- [EXERCISE PROMPT]:
The expected output is every line below, reproduced exactly.
[Opening PROVIDED INFORMATION section]
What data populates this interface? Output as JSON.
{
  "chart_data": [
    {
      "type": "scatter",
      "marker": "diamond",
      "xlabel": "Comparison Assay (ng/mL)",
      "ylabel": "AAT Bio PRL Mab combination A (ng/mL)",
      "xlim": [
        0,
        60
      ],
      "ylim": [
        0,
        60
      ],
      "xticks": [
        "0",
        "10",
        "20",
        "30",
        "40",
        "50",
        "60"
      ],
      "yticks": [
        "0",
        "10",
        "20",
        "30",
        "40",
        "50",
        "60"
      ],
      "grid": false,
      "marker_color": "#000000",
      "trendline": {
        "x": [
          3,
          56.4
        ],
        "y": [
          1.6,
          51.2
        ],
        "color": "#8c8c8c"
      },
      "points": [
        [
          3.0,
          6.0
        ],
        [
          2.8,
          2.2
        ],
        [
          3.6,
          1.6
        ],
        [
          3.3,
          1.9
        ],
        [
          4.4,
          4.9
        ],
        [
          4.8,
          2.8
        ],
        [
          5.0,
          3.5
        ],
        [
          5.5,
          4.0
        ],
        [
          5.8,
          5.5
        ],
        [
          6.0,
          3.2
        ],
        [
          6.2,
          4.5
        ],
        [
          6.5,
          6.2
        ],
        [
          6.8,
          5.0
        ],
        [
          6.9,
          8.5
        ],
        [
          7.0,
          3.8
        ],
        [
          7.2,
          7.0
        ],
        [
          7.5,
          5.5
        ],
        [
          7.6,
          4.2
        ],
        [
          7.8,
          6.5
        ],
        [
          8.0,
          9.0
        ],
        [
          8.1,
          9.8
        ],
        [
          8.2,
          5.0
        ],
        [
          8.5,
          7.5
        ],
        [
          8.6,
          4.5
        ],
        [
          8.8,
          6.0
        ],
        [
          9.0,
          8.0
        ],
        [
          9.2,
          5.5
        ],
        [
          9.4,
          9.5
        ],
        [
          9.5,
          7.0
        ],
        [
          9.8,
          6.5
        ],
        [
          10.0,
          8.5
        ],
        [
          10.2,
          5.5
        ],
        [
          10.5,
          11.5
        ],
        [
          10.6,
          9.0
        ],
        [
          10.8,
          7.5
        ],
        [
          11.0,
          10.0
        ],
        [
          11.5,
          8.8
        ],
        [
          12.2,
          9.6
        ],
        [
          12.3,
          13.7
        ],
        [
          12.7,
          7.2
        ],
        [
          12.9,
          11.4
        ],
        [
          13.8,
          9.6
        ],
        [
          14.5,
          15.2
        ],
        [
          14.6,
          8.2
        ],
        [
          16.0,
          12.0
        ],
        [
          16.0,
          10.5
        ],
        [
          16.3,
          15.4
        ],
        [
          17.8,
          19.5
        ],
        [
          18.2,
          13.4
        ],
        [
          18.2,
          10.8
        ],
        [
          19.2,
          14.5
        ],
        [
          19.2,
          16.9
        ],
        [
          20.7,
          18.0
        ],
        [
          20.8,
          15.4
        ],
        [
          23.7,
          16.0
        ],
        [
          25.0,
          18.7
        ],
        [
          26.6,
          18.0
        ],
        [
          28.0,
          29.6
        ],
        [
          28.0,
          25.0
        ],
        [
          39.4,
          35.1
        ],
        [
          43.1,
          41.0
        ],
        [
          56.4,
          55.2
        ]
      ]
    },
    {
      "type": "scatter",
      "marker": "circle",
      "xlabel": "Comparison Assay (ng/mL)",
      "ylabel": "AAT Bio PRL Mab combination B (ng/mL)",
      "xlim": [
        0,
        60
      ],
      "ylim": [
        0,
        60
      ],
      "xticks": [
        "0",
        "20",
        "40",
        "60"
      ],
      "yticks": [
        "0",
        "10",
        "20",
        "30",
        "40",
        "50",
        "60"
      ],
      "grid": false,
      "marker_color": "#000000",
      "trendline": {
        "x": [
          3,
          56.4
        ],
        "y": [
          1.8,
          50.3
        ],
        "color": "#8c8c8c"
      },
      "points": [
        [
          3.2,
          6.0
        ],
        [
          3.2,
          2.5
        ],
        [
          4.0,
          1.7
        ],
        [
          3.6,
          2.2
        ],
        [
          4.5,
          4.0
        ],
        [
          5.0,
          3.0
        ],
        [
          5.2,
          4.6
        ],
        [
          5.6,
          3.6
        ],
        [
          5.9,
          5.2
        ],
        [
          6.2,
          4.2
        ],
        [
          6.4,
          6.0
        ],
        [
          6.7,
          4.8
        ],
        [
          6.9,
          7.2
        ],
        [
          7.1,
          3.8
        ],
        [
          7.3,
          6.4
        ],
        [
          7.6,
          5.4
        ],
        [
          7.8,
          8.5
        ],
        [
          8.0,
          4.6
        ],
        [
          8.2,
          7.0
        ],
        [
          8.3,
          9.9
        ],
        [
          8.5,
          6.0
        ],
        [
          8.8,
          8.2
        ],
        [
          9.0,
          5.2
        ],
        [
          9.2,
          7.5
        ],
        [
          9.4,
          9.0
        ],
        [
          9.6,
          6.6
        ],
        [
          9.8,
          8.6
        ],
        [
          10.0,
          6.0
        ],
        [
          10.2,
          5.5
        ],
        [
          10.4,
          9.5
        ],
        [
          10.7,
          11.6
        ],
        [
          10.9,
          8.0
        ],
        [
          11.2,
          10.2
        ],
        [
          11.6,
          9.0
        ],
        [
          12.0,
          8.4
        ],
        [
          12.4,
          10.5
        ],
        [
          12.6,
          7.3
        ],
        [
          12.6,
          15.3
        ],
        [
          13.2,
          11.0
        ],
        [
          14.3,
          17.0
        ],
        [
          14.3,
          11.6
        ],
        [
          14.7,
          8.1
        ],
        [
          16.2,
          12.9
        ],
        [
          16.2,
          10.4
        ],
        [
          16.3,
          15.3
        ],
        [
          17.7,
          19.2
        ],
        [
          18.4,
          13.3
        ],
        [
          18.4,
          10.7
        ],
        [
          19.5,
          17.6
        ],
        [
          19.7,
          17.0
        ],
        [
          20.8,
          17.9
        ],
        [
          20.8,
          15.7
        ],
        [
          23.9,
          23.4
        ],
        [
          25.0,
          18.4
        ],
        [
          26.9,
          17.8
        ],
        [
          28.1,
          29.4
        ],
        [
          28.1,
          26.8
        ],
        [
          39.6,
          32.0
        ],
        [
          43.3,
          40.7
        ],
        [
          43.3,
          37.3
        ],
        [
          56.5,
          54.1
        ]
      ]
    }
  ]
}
[Closing PROVIDED INFORMATION section]
- [FINAL ANSWER]:
What data populates this interface? Output as JSON.
{
  "chart_data": [
    {
      "type": "scatter",
      "marker": "diamond",
      "xlabel": "Comparison Assay (ng/mL)",
      "ylabel": "AAT Bio PRL Mab combination A (ng/mL)",
      "xlim": [
        0,
        60
      ],
      "ylim": [
        0,
        60
      ],
      "xticks": [
        "0",
        "10",
        "20",
        "30",
        "40",
        "50",
        "60"
      ],
      "yticks": [
        "0",
        "10",
        "20",
        "30",
        "40",
        "50",
        "60"
      ],
      "grid": false,
      "marker_color": "#000000",
      "trendline": {
        "x": [
          3,
          56.4
        ],
        "y": [
          1.6,
          51.2
        ],
        "color": "#8c8c8c"
      },
      "points": [
        [
          3.0,
          6.0
        ],
        [
          2.8,
          2.2
        ],
        [
          3.6,
          1.6
        ],
        [
          3.3,
          1.9
        ],
        [
          4.4,
          4.9
        ],
        [
          4.8,
          2.8
        ],
        [
          5.0,
          3.5
        ],
        [
          5.5,
          4.0
        ],
        [
          5.8,
          5.5
        ],
        [
          6.0,
          3.2
        ],
        [
          6.2,
          4.5
        ],
        [
          6.5,
          6.2
        ],
        [
          6.8,
          5.0
        ],
        [
          6.9,
          8.5
        ],
        [
          7.0,
          3.8
        ],
        [
          7.2,
          7.0
        ],
        [
          7.5,
          5.5
        ],
        [
          7.6,
          4.2
        ],
        [
          7.8,
          6.5
        ],
        [
          8.0,
          9.0
        ],
        [
          8.1,
          9.8
        ],
        [
          8.2,
          5.0
        ],
        [
          8.5,
          7.5
        ],
        [
          8.6,
          4.5
        ],
        [
          8.8,
          6.0
        ],
        [
          9.0,
          8.0
        ],
        [
          9.2,
          5.5
        ],
        [
          9.4,
          9.5
        ],
        [
          9.5,
          7.0
        ],
        [
          9.8,
          6.5
        ],
        [
          10.0,
          8.5
        ],
        [
          10.2,
          5.5
        ],
        [
          10.5,
          11.5
        ],
        [
          10.6,
          9.0
        ],
        [
          10.8,
          7.5
        ],
        [
          11.0,
          10.0
        ],
        [
          11.5,
          8.8
        ],
        [
          12.2,
          9.6
        ],
        [
          12.3,
          13.7
        ],
        [
          12.7,
          7.2
        ],
        [
          12.9,
          11.4
        ],
        [
          13.8,
          9.6
        ],
        [
          14.5,
          15.2
        ],
        [
          14.6,
          8.2
        ],
        [
          16.0,
          12.0
        ],
        [
          16.0,
          10.5
        ],
        [
          16.3,
          15.4
        ],
        [
          17.8,
          19.5
        ],
        [
          18.2,
          13.4
        ],
        [
          18.2,
          10.8
        ],
        [
          19.2,
          14.5
        ],
        [
          19.2,
          16.9
        ],
        [
          20.7,
          18.0
        ],
        [
          20.8,
          15.4
        ],
        [
          23.7,
          16.0
        ],
        [
          25.0,
          18.7
        ],
        [
          26.6,
          18.0
        ],
        [
          28.0,
          29.6
        ],
        [
          28.0,
          25.0
        ],
        [
          39.4,
          35.1
        ],
        [
          43.1,
          41.0
        ],
        [
          56.4,
          55.2
        ]
      ]
    },
    {
      "type": "scatter",
      "marker": "circle",
      "xlabel": "Comparison Assay (ng/mL)",
      "ylabel": "AAT Bio PRL Mab combination B (ng/mL)",
      "xlim": [
        0,
        60
      ],
      "ylim": [
        0,
        60
      ],
      "xticks": [
        "0",
        "20",
        "40",
        "60"
      ],
      "yticks": [
        "0",
        "10",
        "20",
        "30",
        "40",
        "50",
        "60"
      ],
      "grid": false,
      "marker_color": "#000000",
      "trendline": {
        "x": [
          3,
          56.4
        ],
        "y": [
          1.8,
          50.3
        ],
        "color": "#8c8c8c"
      },
      "points": [
        [
          3.2,
          6.0
        ],
        [
          3.2,
          2.5
        ],
        [
          4.0,
          1.7
        ],
        [
          3.6,
          2.2
        ],
        [
          4.5,
          4.0
        ],
        [
          5.0,
          3.0
        ],
        [
          5.2,
          4.6
        ],
        [
          5.6,
          3.6
        ],
        [
          5.9,
          5.2
        ],
        [
          6.2,
          4.2
        ],
        [
          6.4,
          6.0
        ],
        [
          6.7,
          4.8
        ],
        [
          6.9,
          7.2
        ],
        [
          7.1,
          3.8
        ],
        [
          7.3,
          6.4
        ],
        [
          7.6,
          5.4
        ],
        [
          7.8,
          8.5
        ],
        [
          8.0,
          4.6
        ],
        [
          8.2,
          7.0
        ],
        [
          8.3,
          9.9
        ],
        [
          8.5,
          6.0
        ],
        [
          8.8,
          8.2
        ],
        [
          9.0,
          5.2
        ],
        [
          9.2,
          7.5
        ],
        [
          9.4,
          9.0
        ],
        [
          9.6,
          6.6
        ],
        [
          9.8,
          8.6
        ],
        [
          10.0,
          6.0
        ],
        [
          10.2,
          5.5
        ],
        [
          10.4,
          9.5
        ],
        [
          10.7,
          11.6
        ],
        [
          10.9,
          8.0
        ],
        [
          11.2,
          10.2
        ],
        [
          11.6,
          9.0
        ],
        [
          12.0,
          8.4
        ],
        [
          12.4,
          10.5
        ],
        [
          12.6,
          7.3
        ],
        [
          12.6,
          15.3
        ],
        [
          13.2,
          11.0
        ],
        [
          14.3,
          17.0
        ],
        [
          14.3,
          11.6
        ],
        [
          14.7,
          8.1
        ],
        [
          16.2,
          12.9
        ],
        [
          16.2,
          10.4
        ],
        [
          16.3,
          15.3
        ],
        [
          17.7,
          19.2
        ],
        [
          18.4,
          13.3
        ],
        [
          18.4,
          10.7
        ],
        [
          19.5,
          17.6
        ],
        [
          19.7,
          17.0
        ],
        [
          20.8,
          17.9
        ],
        [
          20.8,
          15.7
        ],
        [
          23.9,
          23.4
        ],
        [
          25.0,
          18.4
        ],
        [
          26.9,
          17.8
        ],
        [
          28.1,
          29.4
        ],
        [
          28.1,
          26.8
        ],
        [
          39.6,
          32.0
        ],
        [
          43.3,
          40.7
        ],
        [
          43.3,
          37.3
        ],
        [
          56.5,
          54.1
        ]
      ]
    }
  ]
}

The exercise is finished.